_The task_
Write every record out again exactly, and keep images out of it.

>> START Input records

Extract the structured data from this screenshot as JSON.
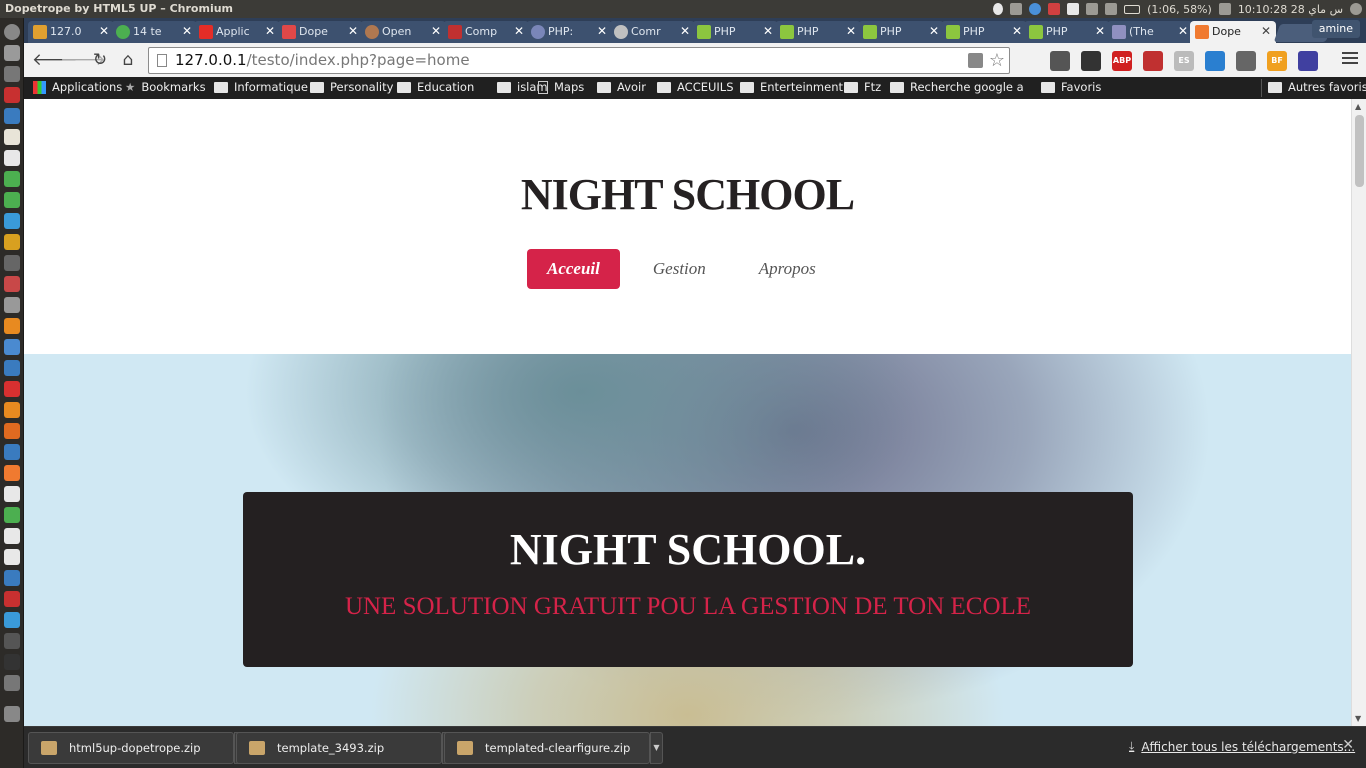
{
  "os": {
    "window_title": "Dopetrope by HTML5 UP – Chromium",
    "battery": "(1:06, 58%)",
    "clock": "10:10:28 28 س ماي"
  },
  "browser": {
    "tabs": [
      {
        "label": "127.0",
        "favicon_color": "#e0a030"
      },
      {
        "label": "14 te",
        "favicon_color": "#4caf50"
      },
      {
        "label": "Applic",
        "favicon_color": "#e52d27"
      },
      {
        "label": "Dope",
        "favicon_color": "#e04848"
      },
      {
        "label": "Open",
        "favicon_color": "#b07850"
      },
      {
        "label": "Comp",
        "favicon_color": "#c03030"
      },
      {
        "label": "PHP:",
        "favicon_color": "#7a86b8"
      },
      {
        "label": "Comr",
        "favicon_color": "#c0c0c0"
      },
      {
        "label": "PHP",
        "favicon_color": "#8cc63f"
      },
      {
        "label": "PHP",
        "favicon_color": "#8cc63f"
      },
      {
        "label": "PHP",
        "favicon_color": "#8cc63f"
      },
      {
        "label": "PHP",
        "favicon_color": "#8cc63f"
      },
      {
        "label": "PHP",
        "favicon_color": "#8cc63f"
      },
      {
        "label": "(The",
        "favicon_color": "#9090c0"
      },
      {
        "label": "Dope",
        "favicon_color": "#f07a30",
        "active": true
      }
    ],
    "user": "amine",
    "url_host": "127.0.0.1",
    "url_path": "/testo/index.php?page=home",
    "extensions": [
      {
        "name": "evernote-icon",
        "label": "",
        "color": "#555555"
      },
      {
        "name": "spy-icon",
        "label": "",
        "color": "#333333"
      },
      {
        "name": "adblock-icon",
        "label": "ABP",
        "color": "#d02020"
      },
      {
        "name": "pocket-icon",
        "label": "",
        "color": "#c03030"
      },
      {
        "name": "es-icon",
        "label": "ES",
        "color": "#bbbbbb"
      },
      {
        "name": "dropbox-icon",
        "label": "",
        "color": "#2a7fd0"
      },
      {
        "name": "mcafee-icon",
        "label": "",
        "color": "#666666"
      },
      {
        "name": "bf-icon",
        "label": "BF",
        "color": "#f0a020"
      },
      {
        "name": "speed-icon",
        "label": "",
        "color": "#4040a0"
      }
    ],
    "bookmarks": [
      {
        "label": "Applications",
        "icon": "apps-grid-icon"
      },
      {
        "label": "Bookmarks",
        "icon": "star-icon"
      },
      {
        "label": "Informatique",
        "icon": "folder-icon"
      },
      {
        "label": "Personality",
        "icon": "folder-icon"
      },
      {
        "label": "Education",
        "icon": "folder-icon"
      },
      {
        "label": "islam",
        "icon": "folder-icon"
      },
      {
        "label": "Maps",
        "icon": "page-icon"
      },
      {
        "label": "Avoir",
        "icon": "folder-icon"
      },
      {
        "label": "ACCEUILS",
        "icon": "folder-icon"
      },
      {
        "label": "Enterteinment",
        "icon": "folder-icon"
      },
      {
        "label": "Ftz",
        "icon": "folder-icon"
      },
      {
        "label": "Recherche google a tr",
        "icon": "folder-icon"
      },
      {
        "label": "Favoris",
        "icon": "folder-icon"
      }
    ],
    "other_bookmarks": "Autres favoris"
  },
  "site": {
    "title": "NIGHT SCHOOL",
    "nav": [
      {
        "label": "Acceuil",
        "current": true
      },
      {
        "label": "Gestion"
      },
      {
        "label": "Apropos"
      }
    ],
    "banner_title": "NIGHT SCHOOL.",
    "banner_subtitle": "UNE SOLUTION GRATUIT POU LA GESTION DE TON ECOLE",
    "accent_color": "#d52349"
  },
  "downloads": {
    "items": [
      {
        "name": "html5up-dopetrope.zip"
      },
      {
        "name": "template_3493.zip"
      },
      {
        "name": "templated-clearfigure.zip"
      }
    ],
    "show_all": "Afficher tous les téléchargements..."
  }
}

>> END Input records

_Answer for this exercise_
Extract the structured data from this screenshot as JSON.
{
  "os": {
    "window_title": "Dopetrope by HTML5 UP – Chromium",
    "battery": "(1:06, 58%)",
    "clock": "10:10:28 28 س ماي"
  },
  "browser": {
    "tabs": [
      {
        "label": "127.0",
        "favicon_color": "#e0a030"
      },
      {
        "label": "14 te",
        "favicon_color": "#4caf50"
      },
      {
        "label": "Applic",
        "favicon_color": "#e52d27"
      },
      {
        "label": "Dope",
        "favicon_color": "#e04848"
      },
      {
        "label": "Open",
        "favicon_color": "#b07850"
      },
      {
        "label": "Comp",
        "favicon_color": "#c03030"
      },
      {
        "label": "PHP:",
        "favicon_color": "#7a86b8"
      },
      {
        "label": "Comr",
        "favicon_color": "#c0c0c0"
      },
      {
        "label": "PHP",
        "favicon_color": "#8cc63f"
      },
      {
        "label": "PHP",
        "favicon_color": "#8cc63f"
      },
      {
        "label": "PHP",
        "favicon_color": "#8cc63f"
      },
      {
        "label": "PHP",
        "favicon_color": "#8cc63f"
      },
      {
        "label": "PHP",
        "favicon_color": "#8cc63f"
      },
      {
        "label": "(The",
        "favicon_color": "#9090c0"
      },
      {
        "label": "Dope",
        "favicon_color": "#f07a30",
        "active": true
      }
    ],
    "user": "amine",
    "url_host": "127.0.0.1",
    "url_path": "/testo/index.php?page=home",
    "extensions": [
      {
        "name": "evernote-icon",
        "label": "",
        "color": "#555555"
      },
      {
        "name": "spy-icon",
        "label": "",
        "color": "#333333"
      },
      {
        "name": "adblock-icon",
        "label": "ABP",
        "color": "#d02020"
      },
      {
        "name": "pocket-icon",
        "label": "",
        "color": "#c03030"
      },
      {
        "name": "es-icon",
        "label": "ES",
        "color": "#bbbbbb"
      },
      {
        "name": "dropbox-icon",
        "label": "",
        "color": "#2a7fd0"
      },
      {
        "name": "mcafee-icon",
        "label": "",
        "color": "#666666"
      },
      {
        "name": "bf-icon",
        "label": "BF",
        "color": "#f0a020"
      },
      {
        "name": "speed-icon",
        "label": "",
        "color": "#4040a0"
      }
    ],
    "bookmarks": [
      {
        "label": "Applications",
        "icon": "apps-grid-icon"
      },
      {
        "label": "Bookmarks",
        "icon": "star-icon"
      },
      {
        "label": "Informatique",
        "icon": "folder-icon"
      },
      {
        "label": "Personality",
        "icon": "folder-icon"
      },
      {
        "label": "Education",
        "icon": "folder-icon"
      },
      {
        "label": "islam",
        "icon": "folder-icon"
      },
      {
        "label": "Maps",
        "icon": "page-icon"
      },
      {
        "label": "Avoir",
        "icon": "folder-icon"
      },
      {
        "label": "ACCEUILS",
        "icon": "folder-icon"
      },
      {
        "label": "Enterteinment",
        "icon": "folder-icon"
      },
      {
        "label": "Ftz",
        "icon": "folder-icon"
      },
      {
        "label": "Recherche google a tr",
        "icon": "folder-icon"
      },
      {
        "label": "Favoris",
        "icon": "folder-icon"
      }
    ],
    "other_bookmarks": "Autres favoris"
  },
  "site": {
    "title": "NIGHT SCHOOL",
    "nav": [
      {
        "label": "Acceuil",
        "current": true
      },
      {
        "label": "Gestion"
      },
      {
        "label": "Apropos"
      }
    ],
    "banner_title": "NIGHT SCHOOL.",
    "banner_subtitle": "UNE SOLUTION GRATUIT POU LA GESTION DE TON ECOLE",
    "accent_color": "#d52349"
  },
  "downloads": {
    "items": [
      {
        "name": "html5up-dopetrope.zip"
      },
      {
        "name": "template_3493.zip"
      },
      {
        "name": "templated-clearfigure.zip"
      }
    ],
    "show_all": "Afficher tous les téléchargements..."
  }
}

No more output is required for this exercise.